►

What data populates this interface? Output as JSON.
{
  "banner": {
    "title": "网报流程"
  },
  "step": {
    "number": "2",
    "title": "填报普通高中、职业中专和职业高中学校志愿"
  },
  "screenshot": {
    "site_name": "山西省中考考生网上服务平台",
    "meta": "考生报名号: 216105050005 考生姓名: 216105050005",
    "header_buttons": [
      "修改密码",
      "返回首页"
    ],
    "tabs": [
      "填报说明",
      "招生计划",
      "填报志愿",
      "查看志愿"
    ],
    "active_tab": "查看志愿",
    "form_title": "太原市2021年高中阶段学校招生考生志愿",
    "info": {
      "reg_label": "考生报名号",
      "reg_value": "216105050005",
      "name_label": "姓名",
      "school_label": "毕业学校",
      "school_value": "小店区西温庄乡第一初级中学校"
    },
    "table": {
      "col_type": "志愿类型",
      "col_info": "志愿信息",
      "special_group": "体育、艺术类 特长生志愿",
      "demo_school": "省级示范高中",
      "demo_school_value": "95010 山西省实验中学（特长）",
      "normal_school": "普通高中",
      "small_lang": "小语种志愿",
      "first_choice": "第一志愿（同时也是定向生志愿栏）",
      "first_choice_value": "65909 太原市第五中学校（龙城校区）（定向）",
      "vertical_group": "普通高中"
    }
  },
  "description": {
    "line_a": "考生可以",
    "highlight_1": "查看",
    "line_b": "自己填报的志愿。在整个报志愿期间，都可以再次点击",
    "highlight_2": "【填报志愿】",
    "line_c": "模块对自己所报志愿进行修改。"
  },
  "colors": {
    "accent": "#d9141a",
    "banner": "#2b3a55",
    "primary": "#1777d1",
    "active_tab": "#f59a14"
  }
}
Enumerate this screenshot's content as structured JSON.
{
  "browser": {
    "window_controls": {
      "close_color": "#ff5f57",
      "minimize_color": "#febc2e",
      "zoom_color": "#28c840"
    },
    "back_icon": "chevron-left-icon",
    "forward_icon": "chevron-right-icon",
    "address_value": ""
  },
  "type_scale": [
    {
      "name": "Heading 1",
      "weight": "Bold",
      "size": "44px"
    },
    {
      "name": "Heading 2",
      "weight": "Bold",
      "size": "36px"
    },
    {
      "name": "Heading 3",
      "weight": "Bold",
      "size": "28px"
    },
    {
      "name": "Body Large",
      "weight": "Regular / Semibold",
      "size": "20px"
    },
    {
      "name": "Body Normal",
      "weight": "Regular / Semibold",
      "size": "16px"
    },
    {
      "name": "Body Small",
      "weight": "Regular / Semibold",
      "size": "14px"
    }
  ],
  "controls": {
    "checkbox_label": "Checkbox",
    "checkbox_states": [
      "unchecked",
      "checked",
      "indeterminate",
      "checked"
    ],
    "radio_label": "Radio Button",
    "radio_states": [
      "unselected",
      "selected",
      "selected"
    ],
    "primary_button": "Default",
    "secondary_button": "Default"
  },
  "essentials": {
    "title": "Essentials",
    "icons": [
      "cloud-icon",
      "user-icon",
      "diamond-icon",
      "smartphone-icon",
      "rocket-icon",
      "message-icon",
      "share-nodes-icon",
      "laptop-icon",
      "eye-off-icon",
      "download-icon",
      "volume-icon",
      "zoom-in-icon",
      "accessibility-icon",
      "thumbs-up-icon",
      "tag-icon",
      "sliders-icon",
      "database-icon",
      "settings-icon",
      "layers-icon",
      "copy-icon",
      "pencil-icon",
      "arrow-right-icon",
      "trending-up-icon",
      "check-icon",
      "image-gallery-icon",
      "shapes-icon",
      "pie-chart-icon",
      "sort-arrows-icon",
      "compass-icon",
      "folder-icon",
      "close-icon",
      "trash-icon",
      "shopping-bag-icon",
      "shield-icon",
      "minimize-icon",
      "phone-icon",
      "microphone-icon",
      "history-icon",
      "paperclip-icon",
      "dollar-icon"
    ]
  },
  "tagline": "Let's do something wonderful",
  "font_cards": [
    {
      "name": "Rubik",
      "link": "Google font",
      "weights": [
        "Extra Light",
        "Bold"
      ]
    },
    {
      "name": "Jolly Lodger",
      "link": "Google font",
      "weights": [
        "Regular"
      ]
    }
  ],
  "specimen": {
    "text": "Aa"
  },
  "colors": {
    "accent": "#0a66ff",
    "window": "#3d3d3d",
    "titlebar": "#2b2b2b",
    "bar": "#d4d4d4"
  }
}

◄

Take every line from the records above that has the word "size" and copy it.

      "size": "44px"
      "size": "36px"
      "size": "28px"
      "size": "20px"
      "size": "16px"
      "size": "14px"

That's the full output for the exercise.